▶ [Set task] Identify every line containing the word "Reported" and reproduce each one.
***
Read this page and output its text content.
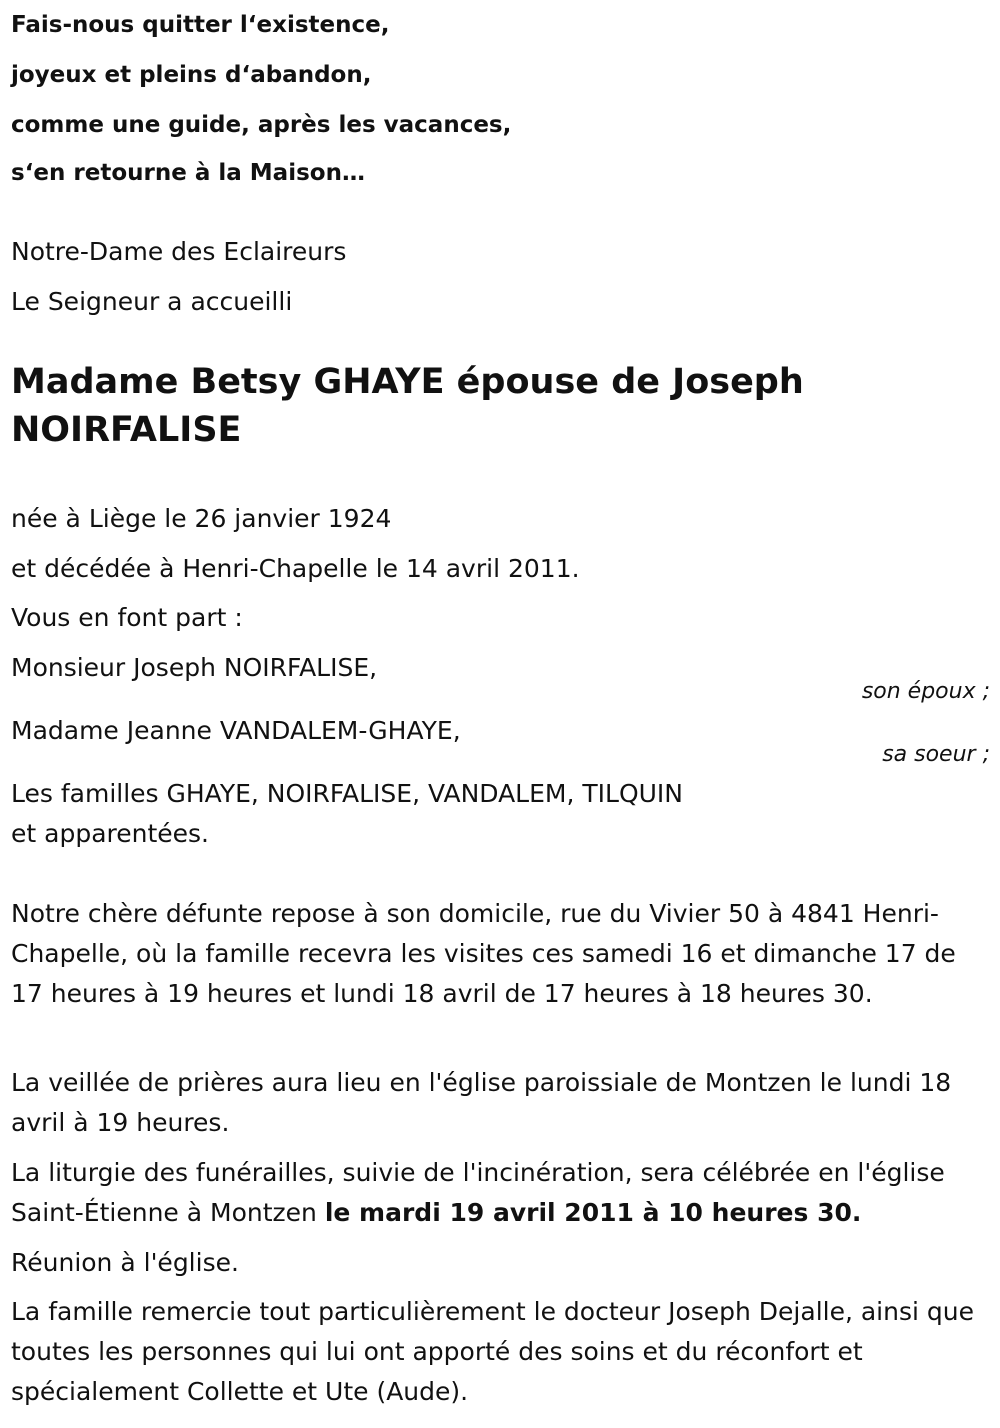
Fais-nous quitter l‘existence,
joyeux et pleins d‘abandon,
comme une guide, après les vacances,
s‘en retourne à la Maison…
Notre-Dame des Eclaireurs
Le Seigneur a accueilli
Madame Betsy GHAYE épouse de Joseph
NOIRFALISE
née à Liège le 26 janvier 1924
et décédée à Henri-Chapelle le 14 avril 2011.
Vous en font part :
Monsieur Joseph NOIRFALISE,
son époux ;
Madame Jeanne VANDALEM-GHAYE,
sa soeur ;
Les familles GHAYE, NOIRFALISE, VANDALEM, TILQUIN
et apparentées.
Notre chère défunte repose à son domicile, rue du Vivier 50 à 4841 Henri-Chapelle, où la famille recevra les visites ces samedi 16 et dimanche 17 de 17 heures à 19 heures et lundi 18 avril de 17 heures à 18 heures 30.
La veillée de prières aura lieu en l'église paroissiale de Montzen le lundi 18 avril à 19 heures.
La liturgie des funérailles, suivie de l'incinération, sera célébrée en l'église Saint-Étienne à Montzen le mardi 19 avril 2011 à 10 heures 30.
Réunion à l'église.
La famille remercie tout particulièrement le docteur Joseph Dejalle, ainsi que toutes les personnes qui lui ont apporté des soins et du réconfort et spécialement Collette et Ute (Aude).
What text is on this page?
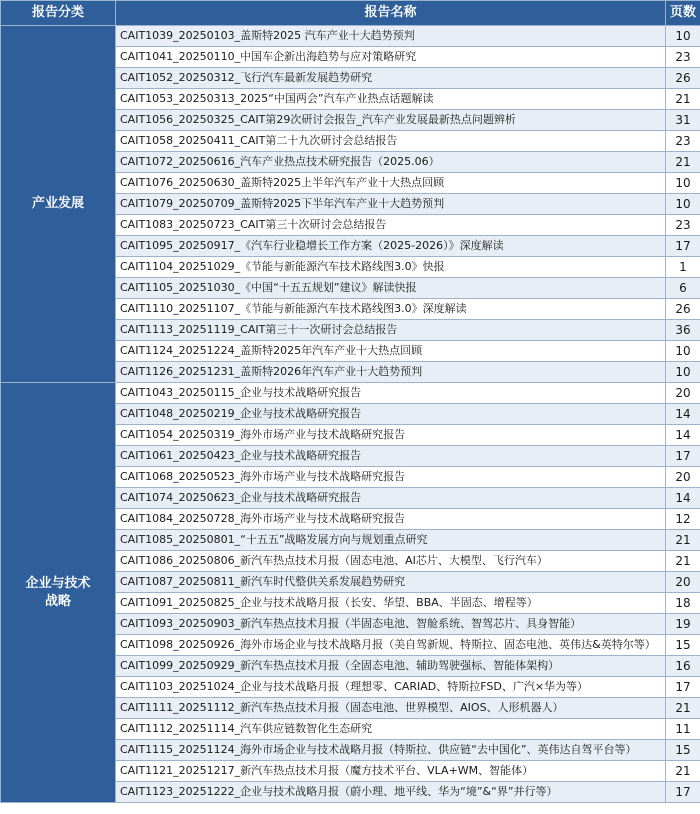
报告分类	报告名称	页数
产业发展	CAIT1039_20250103_盖斯特2025 汽车产业十大趋势预判	10
	CAIT1041_20250110_中国车企新出海趋势与应对策略研究	23
	CAIT1052_20250312_飞行汽车最新发展趋势研究	26
	CAIT1053_20250313_2025“中国两会”汽车产业热点话题解读	21
	CAIT1056_20250325_CAIT第29次研讨会报告_汽车产业发展最新热点问题辨析	31
	CAIT1058_20250411_CAIT第二十九次研讨会总结报告	23
	CAIT1072_20250616_汽车产业热点技术研究报告（2025.06）	21
	CAIT1076_20250630_盖斯特2025上半年汽车产业十大热点回顾	10
	CAIT1079_20250709_盖斯特2025下半年汽车产业十大趋势预判	10
	CAIT1083_20250723_CAIT第三十次研讨会总结报告	23
	CAIT1095_20250917_《汽车行业稳增长工作方案（2025-2026）》深度解读	17
	CAIT1104_20251029_《节能与新能源汽车技术路线图3.0》快报	1
	CAIT1105_20251030_《中国“十五五规划”建议》解读快报	6
	CAIT1110_20251107_《节能与新能源汽车技术路线图3.0》深度解读	26
	CAIT1113_20251119_CAIT第三十一次研讨会总结报告	36
	CAIT1124_20251224_盖斯特2025年汽车产业十大热点回顾	10
	CAIT1126_20251231_盖斯特2026年汽车产业十大趋势预判	10
企业与技术战略	CAIT1043_20250115_企业与技术战略研究报告	20
	CAIT1048_20250219_企业与技术战略研究报告	14
	CAIT1054_20250319_海外市场产业与技术战略研究报告	14
	CAIT1061_20250423_企业与技术战略研究报告	17
	CAIT1068_20250523_海外市场产业与技术战略研究报告	20
	CAIT1074_20250623_企业与技术战略研究报告	14
	CAIT1084_20250728_海外市场产业与技术战略研究报告	12
	CAIT1085_20250801_“十五五”战略发展方向与规划重点研究	21
	CAIT1086_20250806_新汽车热点技术月报（固态电池、AI芯片、大模型、飞行汽车）	21
	CAIT1087_20250811_新汽车时代整供关系发展趋势研究	20
	CAIT1091_20250825_企业与技术战略月报（长安、华望、BBA、半固态、增程等）	18
	CAIT1093_20250903_新汽车热点技术月报（半固态电池、智舱系统、智驾芯片、具身智能）	19
	CAIT1098_20250926_海外市场企业与技术战略月报（美自驾新规、特斯拉、固态电池、英伟达&英特尔等）	15
	CAIT1099_20250929_新汽车热点技术月报（全固态电池、辅助驾驶强标、智能体架构）	16
	CAIT1103_20251024_企业与技术战略月报（理想零、CARIAD、特斯拉FSD、广汽×华为等）	17
	CAIT1111_20251112_新汽车热点技术月报（固态电池、世界模型、AIOS、人形机器人）	21
	CAIT1112_20251114_汽车供应链数智化生态研究	11
	CAIT1115_20251124_海外市场企业与技术战略月报（特斯拉、供应链“去中国化”、英伟达自驾平台等）	15
	CAIT1121_20251217_新汽车热点技术月报（魔方技术平台、VLA+WM、智能体）	21
	CAIT1123_20251222_企业与技术战略月报（蔚小理、地平线、华为“境”&“界”并行等）	17
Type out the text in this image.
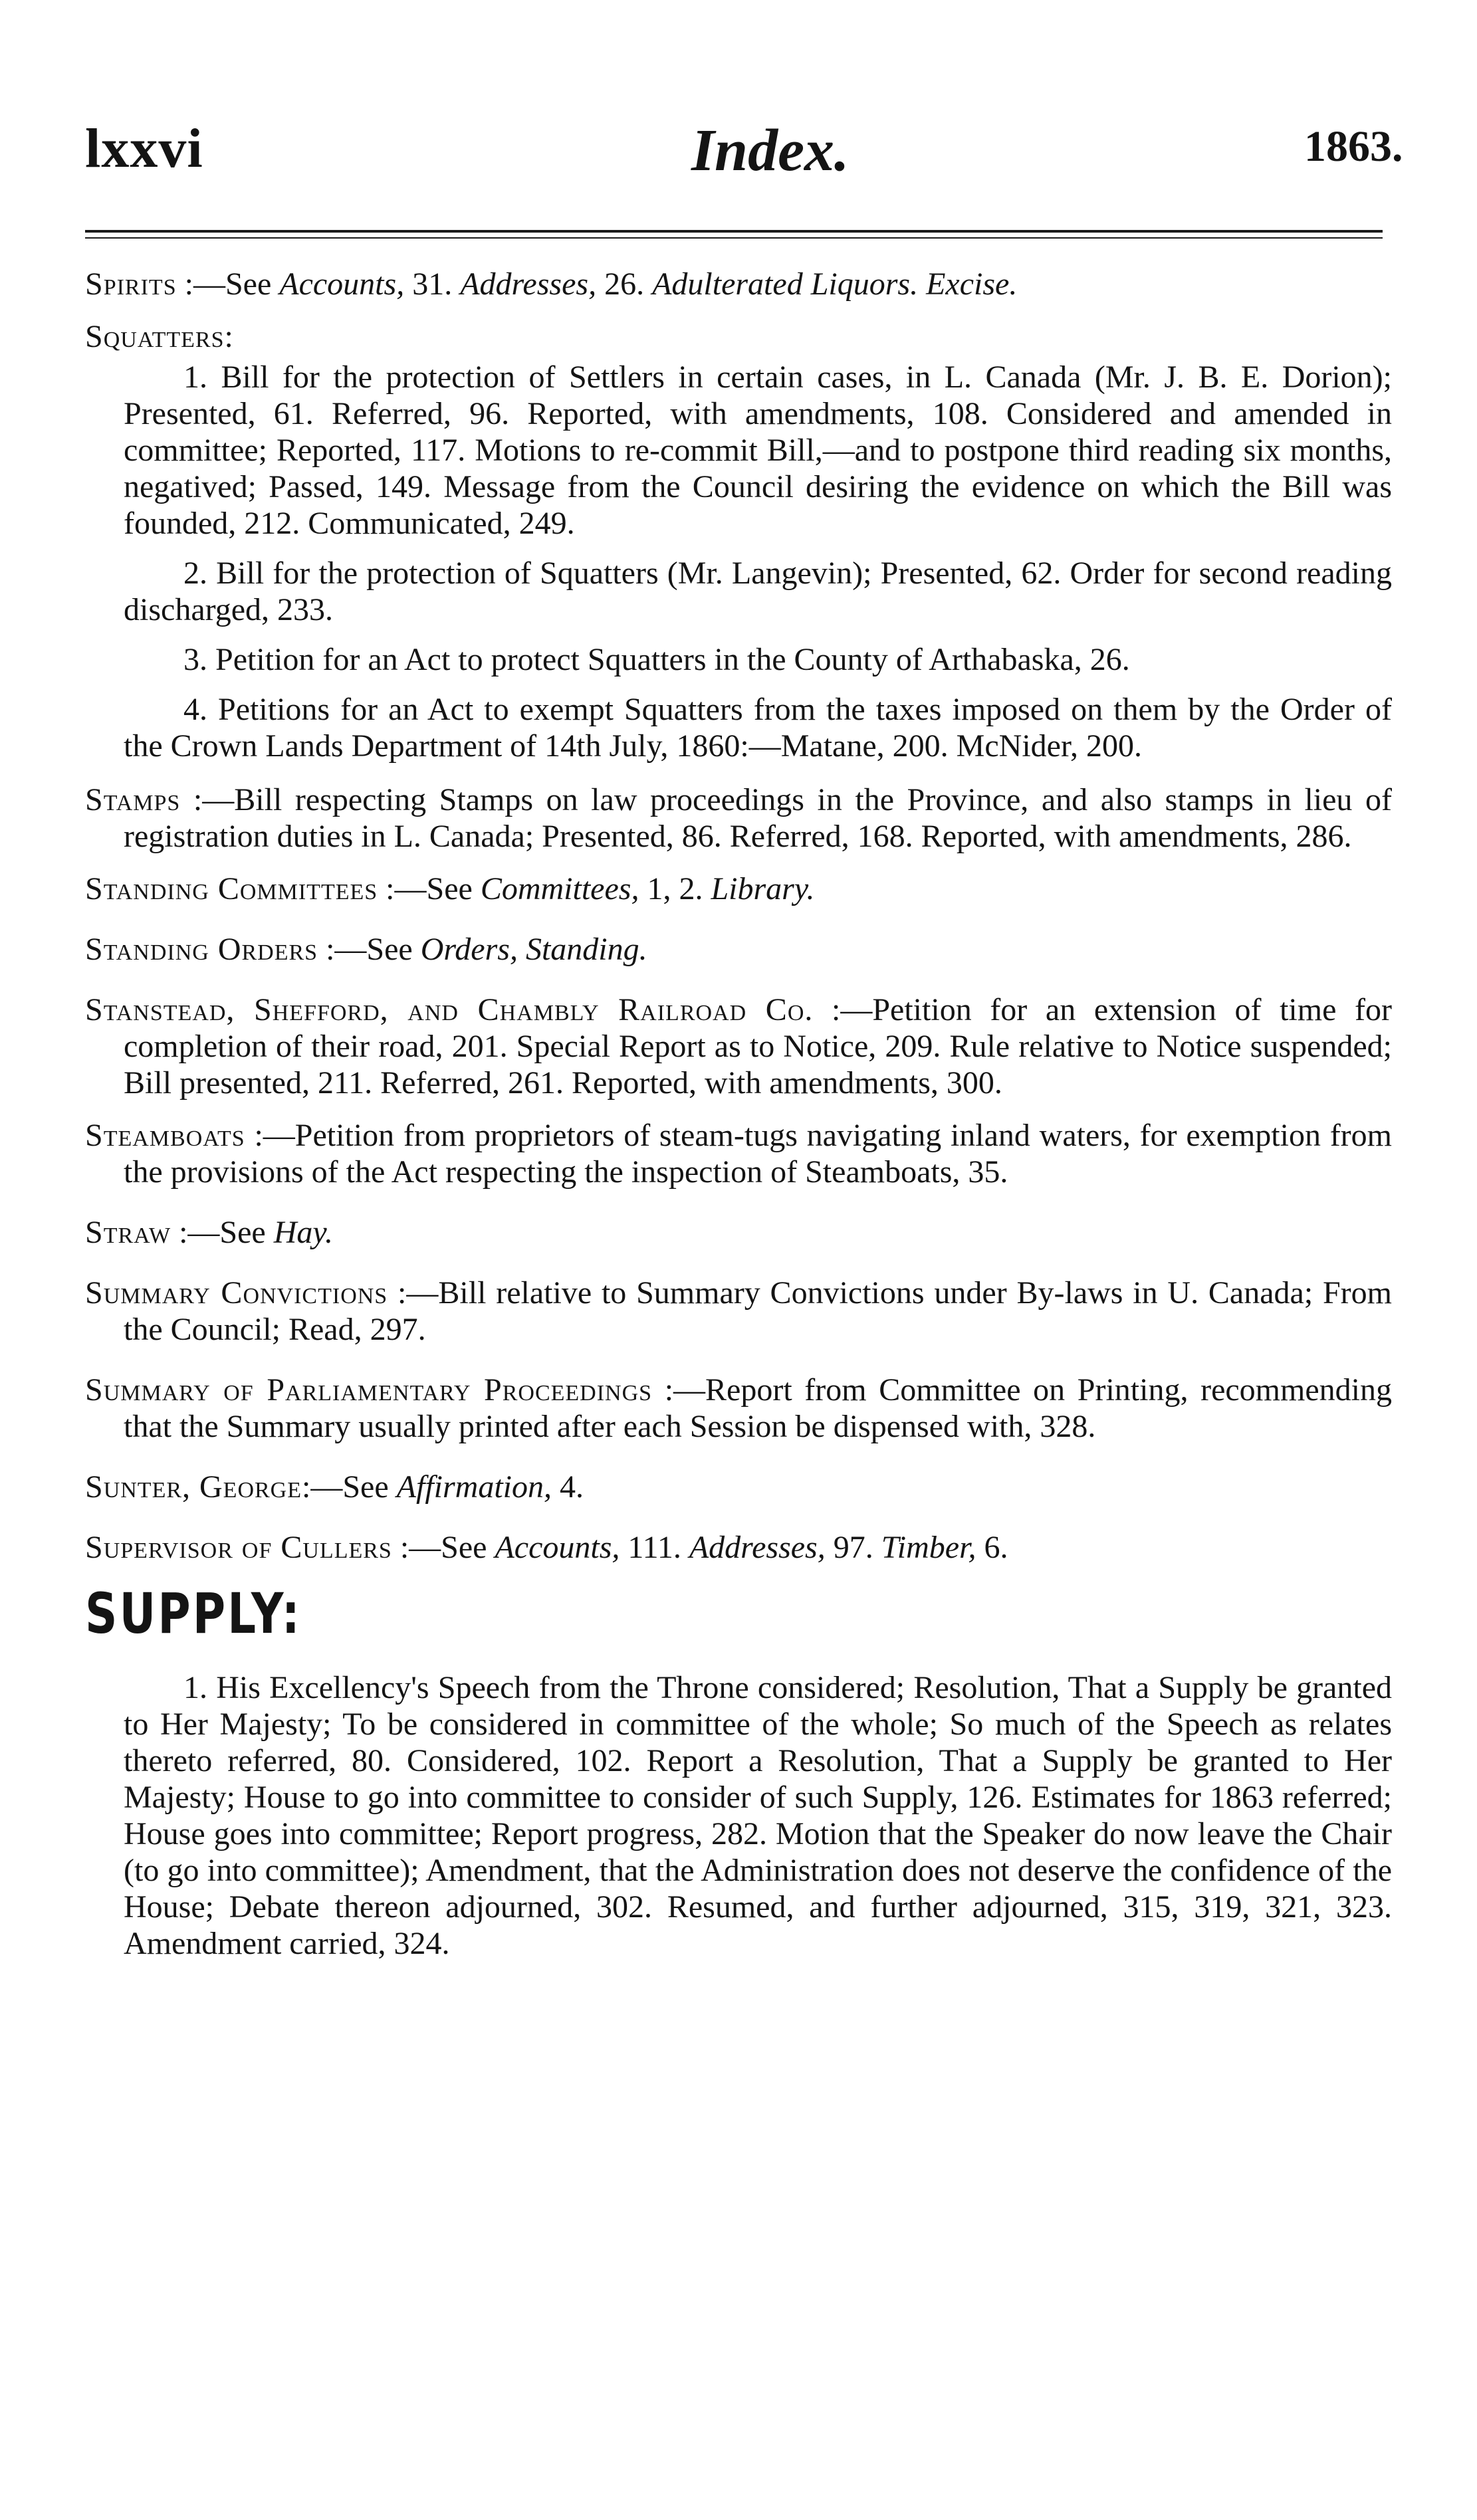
lxxvi	Index.	1863.

Spirits :—See Accounts, 31. Addresses, 26. Adulterated Liquors. Excise.

Squatters:

1. Bill for the protection of Settlers in certain cases, in L. Canada (Mr. J. B. E. Dorion); Presented, 61. Referred, 96. Reported, with amendments, 108. Considered and amended in committee; Reported, 117. Motions to re-commit Bill,—and to postpone third reading six months, negatived; Passed, 149. Message from the Council desiring the evidence on which the Bill was founded, 212. Communicated, 249.

2. Bill for the protection of Squatters (Mr. Langevin); Presented, 62. Order for second reading discharged, 233.

3. Petition for an Act to protect Squatters in the County of Arthabaska, 26.

4. Petitions for an Act to exempt Squatters from the taxes imposed on them by the Order of the Crown Lands Department of 14th July, 1860:—Matane, 200. McNider, 200.

Stamps :—Bill respecting Stamps on law proceedings in the Province, and also stamps in lieu of registration duties in L. Canada; Presented, 86. Referred, 168. Reported, with amendments, 286.

Standing Committees :—See Committees, 1, 2. Library.

Standing Orders :—See Orders, Standing.

Stanstead, Shefford, and Chambly Railroad Co. :—Petition for an extension of time for completion of their road, 201. Special Report as to Notice, 209. Rule relative to Notice suspended; Bill presented, 211. Referred, 261. Reported, with amendments, 300.

Steamboats :—Petition from proprietors of steam-tugs navigating inland waters, for exemption from the provisions of the Act respecting the inspection of Steamboats, 35.

Straw :—See Hay.

Summary Convictions :—Bill relative to Summary Convictions under By-laws in U. Canada; From the Council; Read, 297.

Summary of Parliamentary Proceedings :—Report from Committee on Printing, recommending that the Summary usually printed after each Session be dispensed with, 328.

Sunter, George:—See Affirmation, 4.

Supervisor of Cullers :—See Accounts, 111. Addresses, 97. Timber, 6.

SUPPLY:

1. His Excellency's Speech from the Throne considered; Resolution, That a Supply be granted to Her Majesty; To be considered in committee of the whole; So much of the Speech as relates thereto referred, 80. Considered, 102. Report a Resolution, That a Supply be granted to Her Majesty; House to go into committee to consider of such Supply, 126. Estimates for 1863 referred; House goes into committee; Report progress, 282. Motion that the Speaker do now leave the Chair (to go into committee); Amendment, that the Administration does not deserve the confidence of the House; Debate thereon adjourned, 302. Resumed, and further adjourned, 315, 319, 321, 323. Amendment carried, 324.
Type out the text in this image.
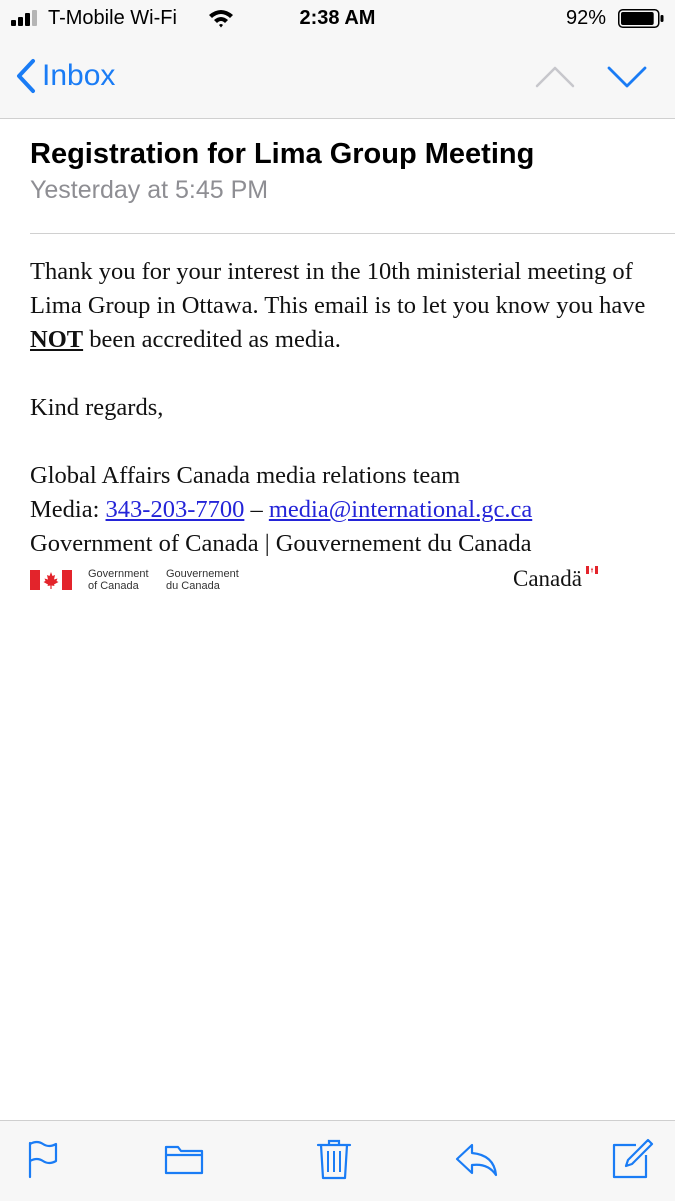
T-Mobile Wi-Fi	2:38 AM	92%
Inbox
Registration for Lima Group Meeting
Yesterday at 5:45 PM
Thank you for your interest in the 10th ministerial meeting of Lima Group in Ottawa. This email is to let you know you have NOT been accredited as media.
Kind regards,
Global Affairs Canada media relations team
Media: 343-203-7700 – media@international.gc.ca
Government of Canada | Gouvernement du Canada
Government
of Canada
Gouvernement
du Canada	Canadä
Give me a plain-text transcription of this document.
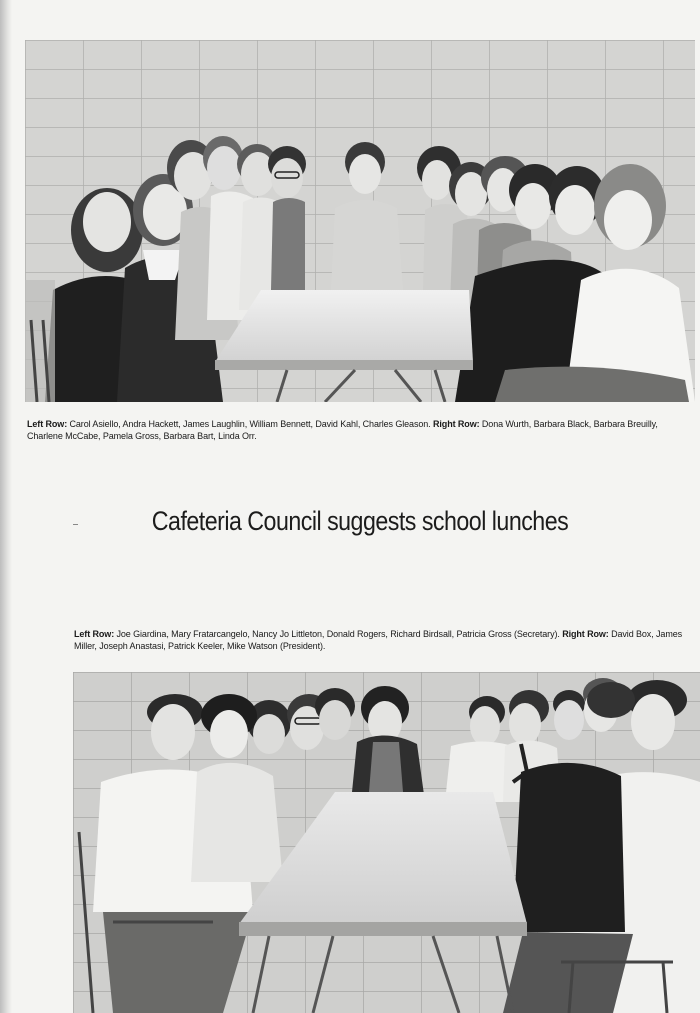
Left Row: Carol Asiello, Andra Hackett, James Laughlin, William Bennett, David Kahl, Charles Gleason. Right Row: Dona Wurth, Barbara Black, Barbara Breuilly, Charlene McCabe, Pamela Gross, Barbara Bart, Linda Orr.
Cafeteria Council suggests school lunches
Left Row: Joe Giardina, Mary Fratarcangelo, Nancy Jo Littleton, Donald Rogers, Richard Birdsall, Patricia Gross (Secretary). Right Row: David Box, James Miller, Joseph Anastasi, Patrick Keeler, Mike Watson (President).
***
▶ [Worked answer]
1. Bill for the protection of Settlers in certain cases, in L. Canada (Mr. J. B. E. Dorion); Presented, 61. Referred, 96. Reported, with amendments, 108. Considered and amended in committee; Reported, 117. Motions to re-commit Bill,—and to postpone third reading six months, negatived; Passed, 149. Message from the Council desiring the evidence on which the Bill was founded, 212. Communicated, 249.
Stamps :—Bill respecting Stamps on law proceedings in the Province, and also stamps in lieu of registration duties in L. Canada; Presented, 86. Referred, 168. Reported, with amendments, 286.
Stanstead, Shefford, and Chambly Railroad Co. :—Petition for an extension of time for completion of their road, 201. Special Report as to Notice, 209. Rule relative to Notice suspended; Bill presented, 211. Referred, 261. Reported, with amendments, 300.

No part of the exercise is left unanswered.